→ Provided records:
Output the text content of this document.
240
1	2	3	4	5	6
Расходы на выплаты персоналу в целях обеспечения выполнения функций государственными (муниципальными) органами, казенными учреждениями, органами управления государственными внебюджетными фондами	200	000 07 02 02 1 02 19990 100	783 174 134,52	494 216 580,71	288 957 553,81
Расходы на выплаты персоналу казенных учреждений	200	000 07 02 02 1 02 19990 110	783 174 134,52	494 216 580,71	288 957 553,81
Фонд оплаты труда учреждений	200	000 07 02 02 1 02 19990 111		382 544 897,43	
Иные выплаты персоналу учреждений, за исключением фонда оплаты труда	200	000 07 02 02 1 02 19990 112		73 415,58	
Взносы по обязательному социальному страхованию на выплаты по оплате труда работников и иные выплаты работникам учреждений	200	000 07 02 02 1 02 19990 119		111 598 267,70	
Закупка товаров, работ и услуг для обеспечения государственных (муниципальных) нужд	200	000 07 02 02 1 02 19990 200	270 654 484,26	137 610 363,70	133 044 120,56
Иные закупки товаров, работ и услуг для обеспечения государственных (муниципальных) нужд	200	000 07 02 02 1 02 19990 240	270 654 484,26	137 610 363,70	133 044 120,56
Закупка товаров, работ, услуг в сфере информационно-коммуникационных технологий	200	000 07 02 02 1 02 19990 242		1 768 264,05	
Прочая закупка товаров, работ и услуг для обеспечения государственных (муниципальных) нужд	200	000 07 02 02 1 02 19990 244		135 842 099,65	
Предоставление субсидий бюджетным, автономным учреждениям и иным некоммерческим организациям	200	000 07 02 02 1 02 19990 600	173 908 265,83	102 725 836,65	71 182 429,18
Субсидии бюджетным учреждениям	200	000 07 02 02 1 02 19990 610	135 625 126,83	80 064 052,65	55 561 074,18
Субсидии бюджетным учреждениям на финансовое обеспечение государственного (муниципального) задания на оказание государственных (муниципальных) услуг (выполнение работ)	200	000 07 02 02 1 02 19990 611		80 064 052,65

→ Task goal: Where a line above contains the string "труда", copy that line.

→ The result:
Фонд оплаты труда учреждений	200	000 07 02 02 1 02 19990 111		382 544 897,43	
Иные выплаты персоналу учреждений, за исключением фонда оплаты труда	200	000 07 02 02 1 02 19990 112		73 415,58	
Взносы по обязательному социальному страхованию на выплаты по оплате труда работников и иные выплаты работникам учреждений	200	000 07 02 02 1 02 19990 119		111 598 267,70	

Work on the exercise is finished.